**Reading text**
=-=-=

9 Nov 2021

Limbering up - Bart de Vries

From Nine To Noon, 11:30 am on 9 November 2021

Wellington entrepreneur Bart De Vries is on a mission to create office furniture that helps prevent back pain.

The adjustable wooden desks created by his new company Limber have been hailed by international experts as "the world's healthiest desk".

As New Zealanders transitioned to working from home during the first Covid-19 lockdown last year, there was a massive increase in the amount of money spent on chiropractors and pain relief, De Vries tells Susie Ferguson.

A lot of stiffness from computer work comes from simply not moving enough, says De Vries, a former professional hockey player whose own hips have had "a world of experience".

He started exploring how to solve this challenge through design.

Carrying out his research via a laptop on a fixed desk, De Vries was well aware of the irony.

"I'd shifted away from physio to explore these ideas and then here I am experiencing all of the symptoms of the problem I'm trying to solve. That really jolted me into action and jolted me into starting the design process around this desk."

The office chair itself is the biggest obstacle to movement, De Vries says. 

And contrary to popular belief, bad posture isn't a cause of pain - it's lack of movement - so standing isn't much better.

Standing desks are also often difficult to adjust so people are less likely to interrupt their work and do that.

A Limber desk in action

A Limber desk in action Photo: Limber

Furniture that is itself designed to move easily is what keeps people moving, De Vries says. 

Limber's dynamic desks', which are designed and produced in Wellington, enable people to move into different positions as easily as possible.

The desks make it simple to quickly lower the height of your work surface to the floor which is the best place for your body to work for long periods, he says.

"The ground is the most movement-rich environment we've got ... Going to the floor takes your hips, your knees, your ankles through a full range of motion. It requires balance, strength, flexibility.

"Then once you're on the floor, you've got access to a number of different postures, from kneeling, cross-legged, crouching… there are so many different options. You can just circulate, you can wriggle, you can move when you feel uncomfortable."

For the "floor curious", Limber also produces a low stool that supports all of your body weight.

"It's overwhelming for people when they first try it. They do not expect it to be as comfortable as it is."

=-=-=

**Actions to take**
A) According to the article on Limber desks, what does De Vries say is the biggest obstacle to movement?
B) Do these statements agree with the article on Limber desks? (i) Limber's desks are designed and produced in Wellington. (ii) De Vries says bad posture is a cause of pain. (iii) De Vries was formerly a professional rugby player.
C) Reproduce the part of the article on Limber desks that begins at the words "As New Zealanders" and stops after "movement, De Vries says.".

Items listed in a dataset:

=-=-=

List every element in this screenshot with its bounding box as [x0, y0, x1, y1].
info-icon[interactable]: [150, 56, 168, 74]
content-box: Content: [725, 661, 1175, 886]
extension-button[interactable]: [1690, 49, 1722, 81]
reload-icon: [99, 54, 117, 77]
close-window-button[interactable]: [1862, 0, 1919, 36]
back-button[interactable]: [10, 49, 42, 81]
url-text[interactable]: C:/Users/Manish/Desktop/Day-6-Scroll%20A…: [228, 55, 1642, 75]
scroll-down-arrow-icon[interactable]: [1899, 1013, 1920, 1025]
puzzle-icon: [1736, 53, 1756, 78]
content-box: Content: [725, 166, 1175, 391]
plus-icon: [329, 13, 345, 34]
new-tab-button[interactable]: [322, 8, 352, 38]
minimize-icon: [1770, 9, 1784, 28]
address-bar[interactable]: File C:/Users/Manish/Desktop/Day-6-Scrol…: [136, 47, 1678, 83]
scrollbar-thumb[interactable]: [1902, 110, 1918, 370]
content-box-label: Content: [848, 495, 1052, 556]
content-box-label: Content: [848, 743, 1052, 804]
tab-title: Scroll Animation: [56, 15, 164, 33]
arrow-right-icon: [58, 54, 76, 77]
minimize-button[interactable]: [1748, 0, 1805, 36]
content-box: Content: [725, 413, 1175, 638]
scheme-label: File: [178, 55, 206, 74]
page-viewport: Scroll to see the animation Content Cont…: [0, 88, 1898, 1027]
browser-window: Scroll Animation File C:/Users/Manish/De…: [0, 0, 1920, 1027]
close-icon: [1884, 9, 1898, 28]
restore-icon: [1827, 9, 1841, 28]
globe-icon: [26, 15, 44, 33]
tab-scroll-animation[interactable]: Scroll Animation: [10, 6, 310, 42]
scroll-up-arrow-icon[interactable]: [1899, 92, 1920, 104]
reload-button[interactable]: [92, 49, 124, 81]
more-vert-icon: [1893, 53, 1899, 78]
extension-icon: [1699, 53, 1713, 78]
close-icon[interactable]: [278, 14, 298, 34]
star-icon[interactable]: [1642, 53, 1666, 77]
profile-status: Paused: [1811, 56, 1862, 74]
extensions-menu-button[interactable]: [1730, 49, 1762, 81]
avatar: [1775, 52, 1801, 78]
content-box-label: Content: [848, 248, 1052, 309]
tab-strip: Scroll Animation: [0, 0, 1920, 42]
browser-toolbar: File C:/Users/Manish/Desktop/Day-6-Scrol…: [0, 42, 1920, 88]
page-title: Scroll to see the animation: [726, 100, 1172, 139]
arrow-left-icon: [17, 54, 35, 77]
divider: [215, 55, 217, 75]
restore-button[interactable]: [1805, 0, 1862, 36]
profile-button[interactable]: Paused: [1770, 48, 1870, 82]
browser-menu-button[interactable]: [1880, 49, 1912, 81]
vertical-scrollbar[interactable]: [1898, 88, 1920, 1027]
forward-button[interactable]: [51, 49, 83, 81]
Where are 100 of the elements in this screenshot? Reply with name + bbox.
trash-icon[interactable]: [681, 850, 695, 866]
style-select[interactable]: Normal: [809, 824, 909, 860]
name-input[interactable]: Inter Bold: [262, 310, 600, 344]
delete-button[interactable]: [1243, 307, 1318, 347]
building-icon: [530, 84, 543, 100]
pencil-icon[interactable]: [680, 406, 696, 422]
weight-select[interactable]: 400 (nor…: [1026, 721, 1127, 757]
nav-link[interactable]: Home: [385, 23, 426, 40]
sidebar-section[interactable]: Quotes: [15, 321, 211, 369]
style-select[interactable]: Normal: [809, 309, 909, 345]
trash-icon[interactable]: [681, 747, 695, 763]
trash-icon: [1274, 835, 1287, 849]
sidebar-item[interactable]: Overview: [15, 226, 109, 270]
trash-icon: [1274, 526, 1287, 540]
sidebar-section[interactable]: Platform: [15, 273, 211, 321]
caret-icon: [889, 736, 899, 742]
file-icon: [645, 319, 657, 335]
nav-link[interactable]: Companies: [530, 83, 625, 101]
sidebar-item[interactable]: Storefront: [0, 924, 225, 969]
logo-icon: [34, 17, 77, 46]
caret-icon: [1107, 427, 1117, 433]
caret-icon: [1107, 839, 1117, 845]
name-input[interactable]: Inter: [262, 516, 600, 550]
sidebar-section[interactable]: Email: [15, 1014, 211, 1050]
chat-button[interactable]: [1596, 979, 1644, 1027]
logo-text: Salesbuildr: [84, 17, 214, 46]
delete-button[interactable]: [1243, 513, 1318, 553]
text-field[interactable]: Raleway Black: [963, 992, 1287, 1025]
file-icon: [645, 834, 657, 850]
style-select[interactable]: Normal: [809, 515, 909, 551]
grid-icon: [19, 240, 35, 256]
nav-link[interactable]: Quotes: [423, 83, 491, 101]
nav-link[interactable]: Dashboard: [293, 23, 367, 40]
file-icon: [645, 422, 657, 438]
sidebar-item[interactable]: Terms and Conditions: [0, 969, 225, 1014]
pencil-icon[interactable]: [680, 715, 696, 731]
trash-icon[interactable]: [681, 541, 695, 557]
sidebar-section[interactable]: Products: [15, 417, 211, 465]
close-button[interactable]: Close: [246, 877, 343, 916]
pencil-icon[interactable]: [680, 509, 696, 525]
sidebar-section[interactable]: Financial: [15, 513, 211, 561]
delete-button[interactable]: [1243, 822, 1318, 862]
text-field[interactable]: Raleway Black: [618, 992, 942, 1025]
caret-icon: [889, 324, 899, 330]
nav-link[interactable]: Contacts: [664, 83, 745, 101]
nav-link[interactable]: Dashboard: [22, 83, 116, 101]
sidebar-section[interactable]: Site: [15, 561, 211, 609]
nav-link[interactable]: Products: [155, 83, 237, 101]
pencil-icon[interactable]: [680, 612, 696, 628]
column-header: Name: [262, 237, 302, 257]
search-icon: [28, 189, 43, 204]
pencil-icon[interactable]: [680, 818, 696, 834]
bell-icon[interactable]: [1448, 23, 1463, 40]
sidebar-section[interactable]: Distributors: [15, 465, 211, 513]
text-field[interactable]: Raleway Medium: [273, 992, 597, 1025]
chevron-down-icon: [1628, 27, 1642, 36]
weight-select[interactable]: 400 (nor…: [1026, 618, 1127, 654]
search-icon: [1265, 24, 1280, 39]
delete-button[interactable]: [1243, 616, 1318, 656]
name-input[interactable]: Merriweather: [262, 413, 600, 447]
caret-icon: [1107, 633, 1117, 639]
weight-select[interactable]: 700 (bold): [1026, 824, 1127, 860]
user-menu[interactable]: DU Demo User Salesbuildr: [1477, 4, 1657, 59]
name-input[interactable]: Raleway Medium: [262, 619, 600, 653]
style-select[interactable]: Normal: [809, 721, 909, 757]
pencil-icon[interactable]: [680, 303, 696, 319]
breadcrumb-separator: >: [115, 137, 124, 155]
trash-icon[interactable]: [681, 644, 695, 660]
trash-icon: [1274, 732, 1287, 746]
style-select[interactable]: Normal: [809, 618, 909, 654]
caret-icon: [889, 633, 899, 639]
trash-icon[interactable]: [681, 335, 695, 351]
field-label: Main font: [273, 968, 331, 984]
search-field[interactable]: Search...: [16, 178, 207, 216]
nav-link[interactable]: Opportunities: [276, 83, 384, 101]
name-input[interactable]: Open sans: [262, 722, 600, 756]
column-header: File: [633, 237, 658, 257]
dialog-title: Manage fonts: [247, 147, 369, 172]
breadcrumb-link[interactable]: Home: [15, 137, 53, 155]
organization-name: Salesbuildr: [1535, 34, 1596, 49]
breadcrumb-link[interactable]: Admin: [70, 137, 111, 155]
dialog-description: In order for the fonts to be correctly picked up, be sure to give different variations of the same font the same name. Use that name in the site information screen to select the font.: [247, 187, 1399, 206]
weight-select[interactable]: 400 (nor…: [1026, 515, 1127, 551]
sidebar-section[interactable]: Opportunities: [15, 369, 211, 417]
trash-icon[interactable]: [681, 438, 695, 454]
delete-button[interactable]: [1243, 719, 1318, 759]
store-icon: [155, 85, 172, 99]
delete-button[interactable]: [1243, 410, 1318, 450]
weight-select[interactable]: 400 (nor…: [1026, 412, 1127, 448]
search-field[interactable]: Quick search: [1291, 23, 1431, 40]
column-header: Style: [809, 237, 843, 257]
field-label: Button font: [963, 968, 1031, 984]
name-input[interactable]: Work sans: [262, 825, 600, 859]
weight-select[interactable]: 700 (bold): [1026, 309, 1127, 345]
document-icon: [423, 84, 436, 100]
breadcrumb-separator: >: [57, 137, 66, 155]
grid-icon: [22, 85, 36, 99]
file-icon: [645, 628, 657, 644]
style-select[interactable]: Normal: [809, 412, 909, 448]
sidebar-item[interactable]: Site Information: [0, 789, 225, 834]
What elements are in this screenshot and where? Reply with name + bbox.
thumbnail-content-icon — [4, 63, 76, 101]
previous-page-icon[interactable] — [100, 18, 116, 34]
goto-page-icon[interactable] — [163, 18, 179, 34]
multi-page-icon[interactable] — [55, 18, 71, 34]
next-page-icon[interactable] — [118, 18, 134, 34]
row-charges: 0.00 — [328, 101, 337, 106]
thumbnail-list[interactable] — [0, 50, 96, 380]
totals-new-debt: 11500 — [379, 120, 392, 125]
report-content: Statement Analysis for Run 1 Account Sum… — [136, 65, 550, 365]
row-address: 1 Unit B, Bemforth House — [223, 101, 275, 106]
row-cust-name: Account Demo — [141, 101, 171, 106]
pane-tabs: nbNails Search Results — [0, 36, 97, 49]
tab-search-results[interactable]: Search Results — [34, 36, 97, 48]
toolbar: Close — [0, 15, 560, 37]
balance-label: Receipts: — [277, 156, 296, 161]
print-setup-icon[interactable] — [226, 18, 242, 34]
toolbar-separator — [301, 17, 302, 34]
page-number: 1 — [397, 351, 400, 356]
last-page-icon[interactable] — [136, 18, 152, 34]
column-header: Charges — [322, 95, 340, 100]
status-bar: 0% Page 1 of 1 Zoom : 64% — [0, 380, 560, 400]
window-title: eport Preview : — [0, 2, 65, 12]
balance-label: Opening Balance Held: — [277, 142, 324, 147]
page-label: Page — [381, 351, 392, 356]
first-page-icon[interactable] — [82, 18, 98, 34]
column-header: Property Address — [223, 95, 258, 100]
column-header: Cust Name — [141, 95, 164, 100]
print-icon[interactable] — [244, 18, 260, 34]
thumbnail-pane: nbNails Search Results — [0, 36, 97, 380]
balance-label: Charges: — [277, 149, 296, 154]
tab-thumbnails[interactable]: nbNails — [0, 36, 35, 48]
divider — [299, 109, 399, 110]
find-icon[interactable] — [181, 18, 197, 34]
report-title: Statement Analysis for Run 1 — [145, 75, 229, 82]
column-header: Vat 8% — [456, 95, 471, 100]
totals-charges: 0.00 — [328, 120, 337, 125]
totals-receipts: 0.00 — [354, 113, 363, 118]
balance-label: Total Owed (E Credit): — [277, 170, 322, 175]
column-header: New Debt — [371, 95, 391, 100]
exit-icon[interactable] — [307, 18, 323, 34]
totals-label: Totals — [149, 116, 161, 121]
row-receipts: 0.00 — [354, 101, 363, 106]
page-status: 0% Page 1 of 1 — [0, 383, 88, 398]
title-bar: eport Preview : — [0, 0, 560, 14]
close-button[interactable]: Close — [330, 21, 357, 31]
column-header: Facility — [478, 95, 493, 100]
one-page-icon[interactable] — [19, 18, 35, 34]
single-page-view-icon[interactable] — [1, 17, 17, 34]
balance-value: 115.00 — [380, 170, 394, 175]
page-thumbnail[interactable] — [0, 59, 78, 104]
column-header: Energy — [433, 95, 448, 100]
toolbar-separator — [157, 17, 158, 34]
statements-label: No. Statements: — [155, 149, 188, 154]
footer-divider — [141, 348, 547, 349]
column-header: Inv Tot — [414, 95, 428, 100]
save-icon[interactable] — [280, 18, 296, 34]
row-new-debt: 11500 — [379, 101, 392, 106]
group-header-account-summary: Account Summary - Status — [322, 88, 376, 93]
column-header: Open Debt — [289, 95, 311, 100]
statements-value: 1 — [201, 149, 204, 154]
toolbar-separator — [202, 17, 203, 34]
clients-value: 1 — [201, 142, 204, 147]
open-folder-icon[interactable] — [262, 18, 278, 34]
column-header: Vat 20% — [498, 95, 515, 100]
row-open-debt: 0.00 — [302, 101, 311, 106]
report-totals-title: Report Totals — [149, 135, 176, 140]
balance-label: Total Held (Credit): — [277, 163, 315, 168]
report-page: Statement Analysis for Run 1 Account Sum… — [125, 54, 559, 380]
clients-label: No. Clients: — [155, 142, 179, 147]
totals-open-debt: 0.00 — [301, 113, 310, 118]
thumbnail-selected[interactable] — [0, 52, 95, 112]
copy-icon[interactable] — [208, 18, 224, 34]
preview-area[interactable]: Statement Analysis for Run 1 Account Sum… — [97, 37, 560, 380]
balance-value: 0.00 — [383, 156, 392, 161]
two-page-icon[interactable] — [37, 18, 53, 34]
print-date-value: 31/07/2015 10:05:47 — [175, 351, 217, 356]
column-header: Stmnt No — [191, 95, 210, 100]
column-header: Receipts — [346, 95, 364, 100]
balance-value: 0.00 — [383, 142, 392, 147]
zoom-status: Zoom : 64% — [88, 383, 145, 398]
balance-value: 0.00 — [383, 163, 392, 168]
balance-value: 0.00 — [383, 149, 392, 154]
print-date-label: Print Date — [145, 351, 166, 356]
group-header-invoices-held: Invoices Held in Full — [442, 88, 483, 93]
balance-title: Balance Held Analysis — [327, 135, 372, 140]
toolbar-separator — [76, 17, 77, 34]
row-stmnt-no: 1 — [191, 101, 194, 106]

=-=-=

**Solutions**
A) The office chair itself.

B)
(i) Yes: "which are designed and produced in Wellington"
(ii) No: "bad posture isn't a cause of pain - it's lack of movement"
(iii) No: "a former professional hockey player"

C)
As New Zealanders transitioned to working from home during the first Covid-19 lockdown last year, there was a massive increase in the amount of money spent on chiropractors and pain relief, De Vries tells Susie Ferguson.

A lot of stiffness from computer work comes from simply not moving enough, says De Vries, a former professional hockey player whose own hips have had "a world of experience".

He started exploring how to solve this challenge through design.

Carrying out his research via a laptop on a fixed desk, De Vries was well aware of the irony.

"I'd shifted away from physio to explore these ideas and then here I am experiencing all of the symptoms of the problem I'm trying to solve. That really jolted me into action and jolted me into starting the design process around this desk."

The office chair itself is the biggest obstacle to movement, De Vries says.